══ DATA FOR THE TASK

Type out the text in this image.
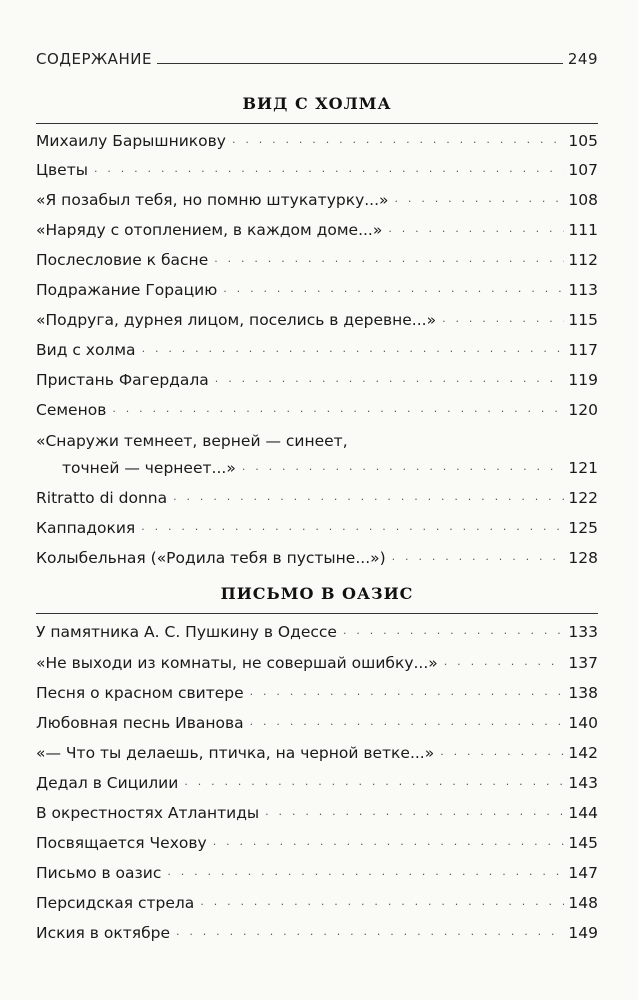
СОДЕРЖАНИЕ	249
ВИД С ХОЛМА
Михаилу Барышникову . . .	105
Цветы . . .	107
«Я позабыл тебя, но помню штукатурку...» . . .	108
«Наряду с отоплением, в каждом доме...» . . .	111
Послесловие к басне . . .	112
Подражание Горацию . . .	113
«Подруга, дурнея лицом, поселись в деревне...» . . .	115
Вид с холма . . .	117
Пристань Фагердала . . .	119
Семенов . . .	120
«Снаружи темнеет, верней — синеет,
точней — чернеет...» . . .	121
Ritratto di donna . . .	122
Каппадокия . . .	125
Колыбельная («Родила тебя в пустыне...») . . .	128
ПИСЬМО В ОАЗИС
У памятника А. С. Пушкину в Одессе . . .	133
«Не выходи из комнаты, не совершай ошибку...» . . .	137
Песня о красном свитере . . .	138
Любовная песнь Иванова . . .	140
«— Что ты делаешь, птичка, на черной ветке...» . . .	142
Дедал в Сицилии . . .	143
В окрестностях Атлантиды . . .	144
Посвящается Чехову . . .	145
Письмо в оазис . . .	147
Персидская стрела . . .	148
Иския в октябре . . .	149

════
══ DATA FOR THE TASK

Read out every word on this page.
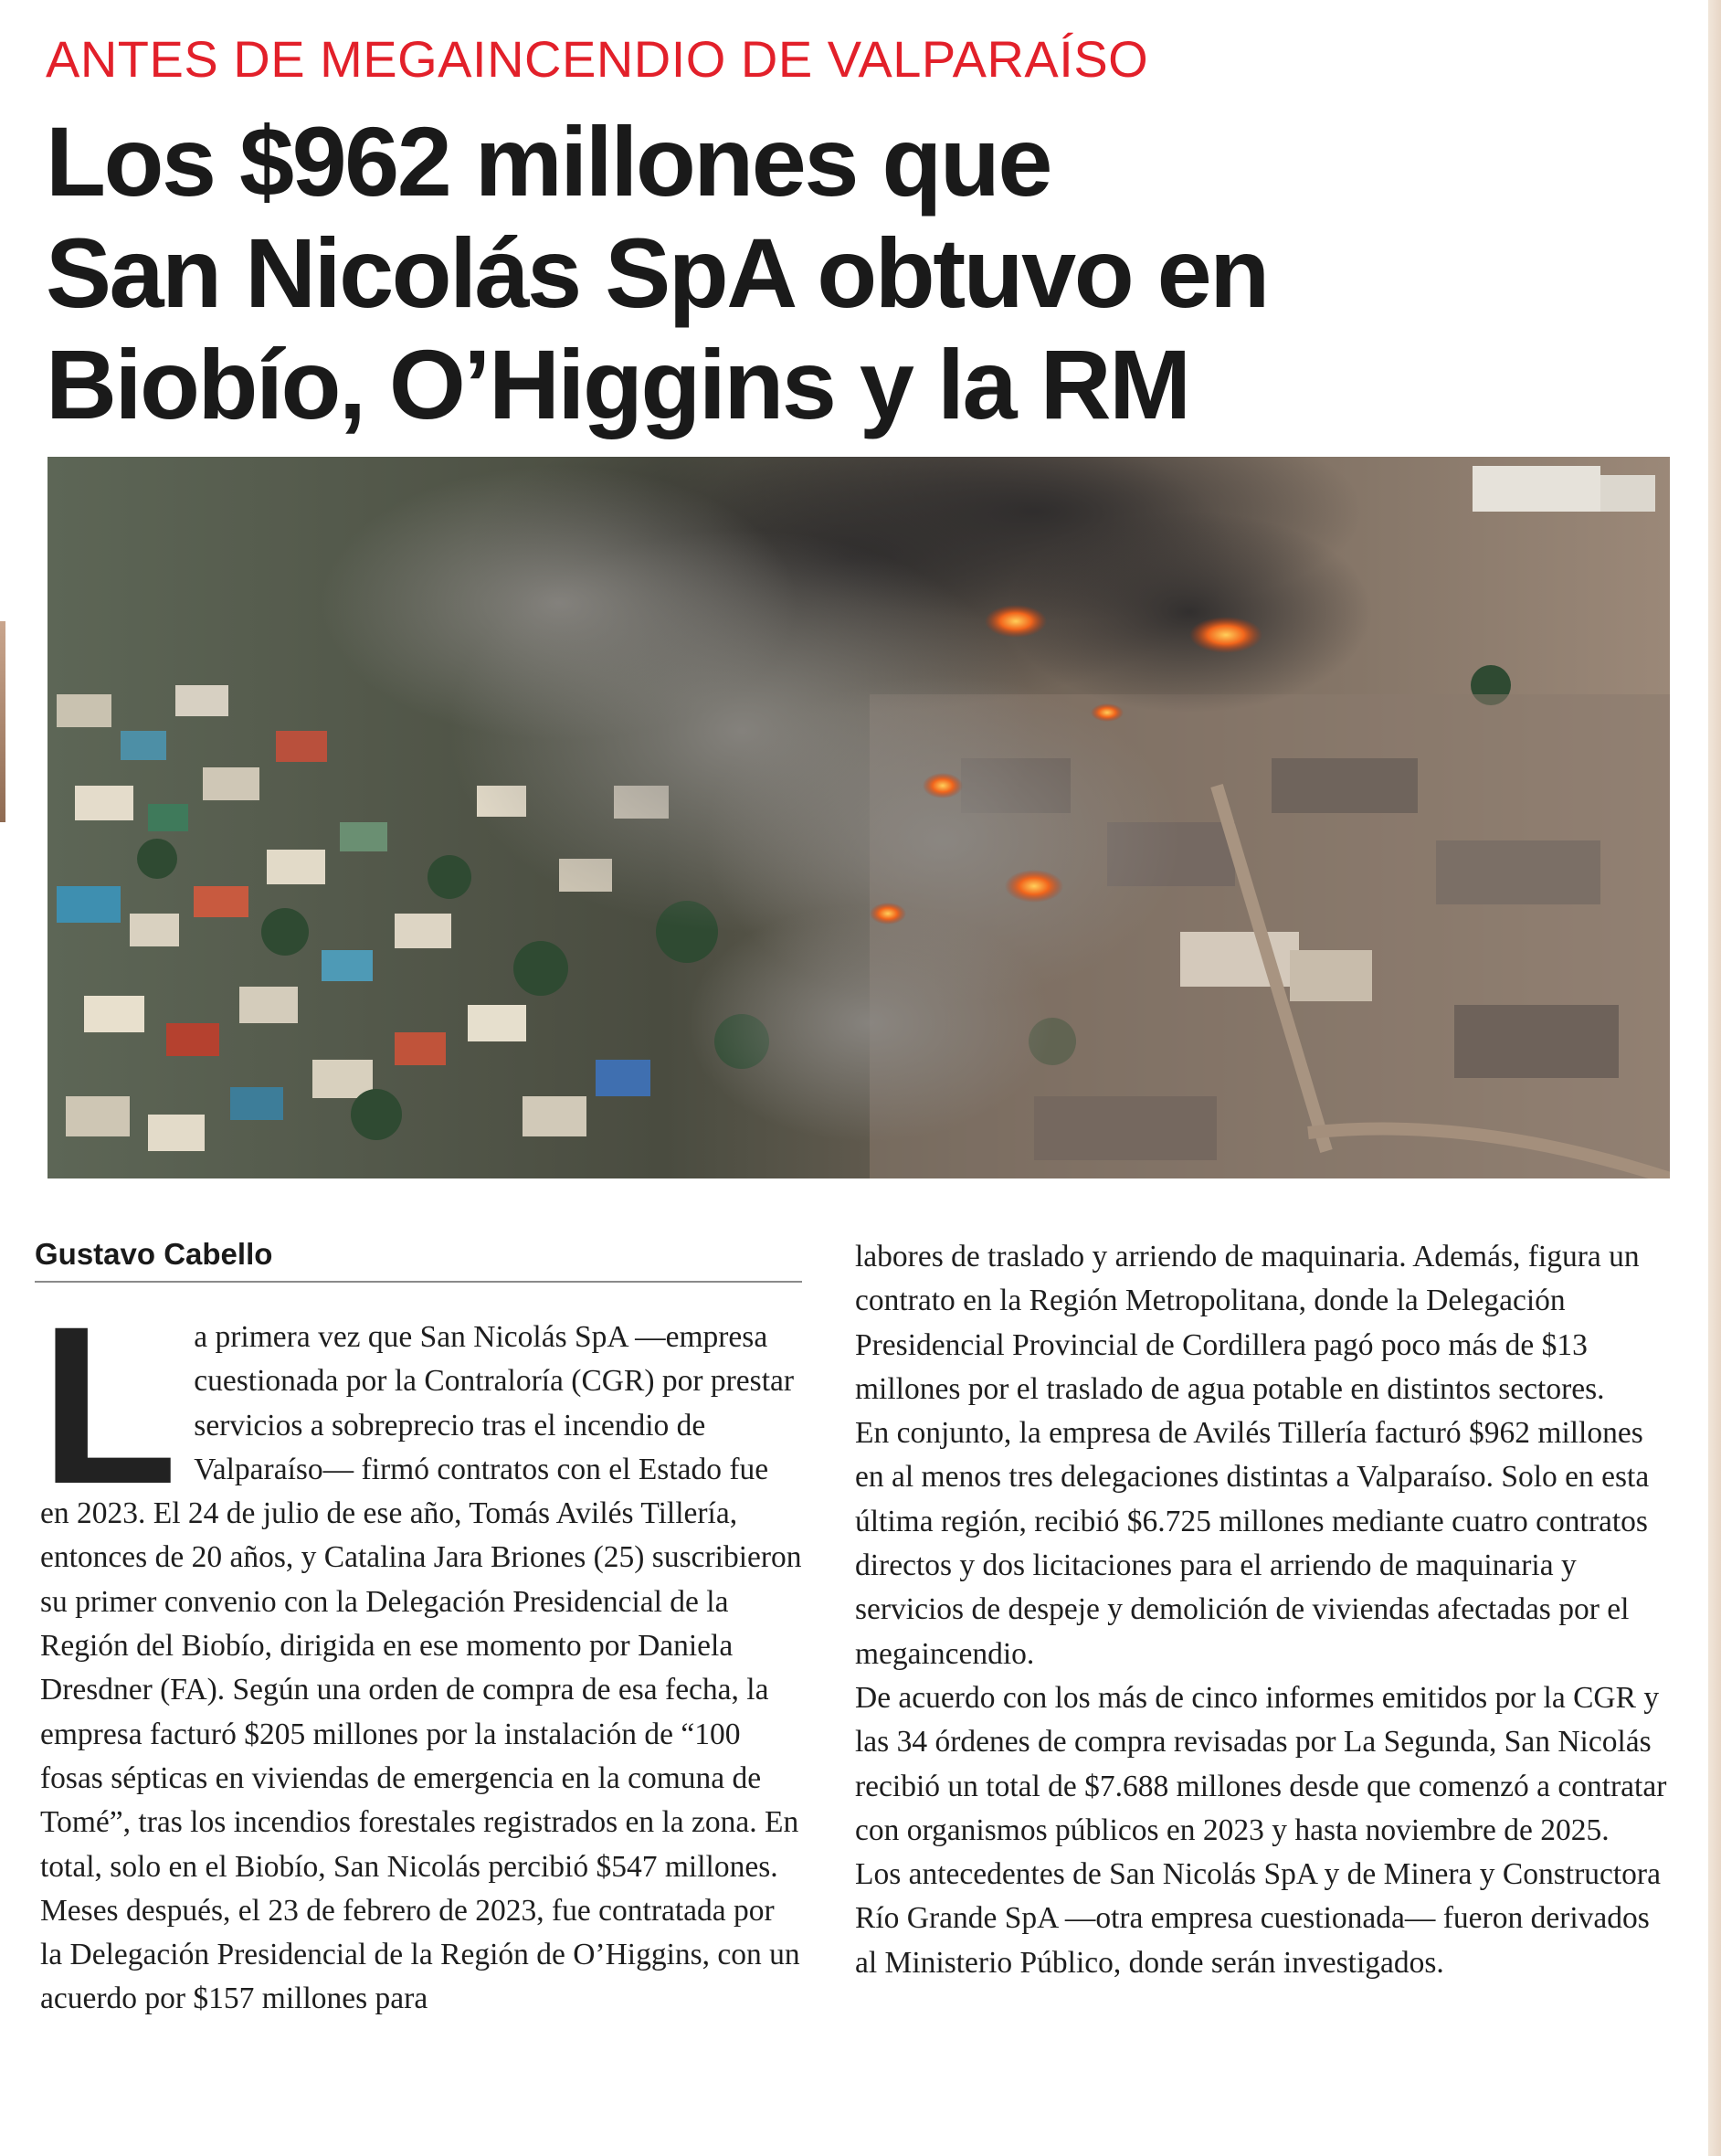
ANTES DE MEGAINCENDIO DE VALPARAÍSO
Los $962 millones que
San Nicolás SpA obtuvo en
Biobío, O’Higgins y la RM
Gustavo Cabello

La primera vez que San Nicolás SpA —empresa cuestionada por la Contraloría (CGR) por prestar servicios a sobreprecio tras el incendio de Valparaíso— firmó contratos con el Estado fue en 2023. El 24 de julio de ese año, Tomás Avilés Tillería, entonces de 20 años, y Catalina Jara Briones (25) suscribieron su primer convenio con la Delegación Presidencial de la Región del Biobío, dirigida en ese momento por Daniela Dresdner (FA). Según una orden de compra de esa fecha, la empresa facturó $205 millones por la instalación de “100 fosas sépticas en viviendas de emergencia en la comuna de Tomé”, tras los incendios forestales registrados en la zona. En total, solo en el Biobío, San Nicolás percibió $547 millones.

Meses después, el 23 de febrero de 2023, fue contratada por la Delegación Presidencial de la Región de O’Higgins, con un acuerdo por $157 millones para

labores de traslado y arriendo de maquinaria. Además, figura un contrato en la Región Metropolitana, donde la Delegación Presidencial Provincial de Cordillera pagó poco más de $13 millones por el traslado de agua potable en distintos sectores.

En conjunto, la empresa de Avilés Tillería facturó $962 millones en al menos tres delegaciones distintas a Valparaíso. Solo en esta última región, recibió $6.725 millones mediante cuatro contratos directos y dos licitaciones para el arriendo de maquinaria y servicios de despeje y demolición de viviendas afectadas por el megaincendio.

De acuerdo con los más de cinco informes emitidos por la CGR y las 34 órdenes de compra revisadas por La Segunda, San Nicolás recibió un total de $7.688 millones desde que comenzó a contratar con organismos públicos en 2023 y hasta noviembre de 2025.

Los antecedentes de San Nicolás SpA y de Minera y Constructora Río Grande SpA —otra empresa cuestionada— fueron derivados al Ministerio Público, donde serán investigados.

════

Copy all lines of the listing above that contain the string "recibió".

■ WRITTEN RESPONSE
En conjunto, la empresa de Avilés Tillería facturó $962 millones en al menos tres delegaciones distintas a Valparaíso. Solo en esta última región, recibió $6.725 millones mediante cuatro contratos directos y dos licitaciones para el arriendo de maquinaria y servicios de despeje y demolición de viviendas afectadas por el megaincendio.
De acuerdo con los más de cinco informes emitidos por la CGR y las 34 órdenes de compra revisadas por La Segunda, San Nicolás recibió un total de $7.688 millones desde que comenzó a contratar con organismos públicos en 2023 y hasta noviembre de 2025.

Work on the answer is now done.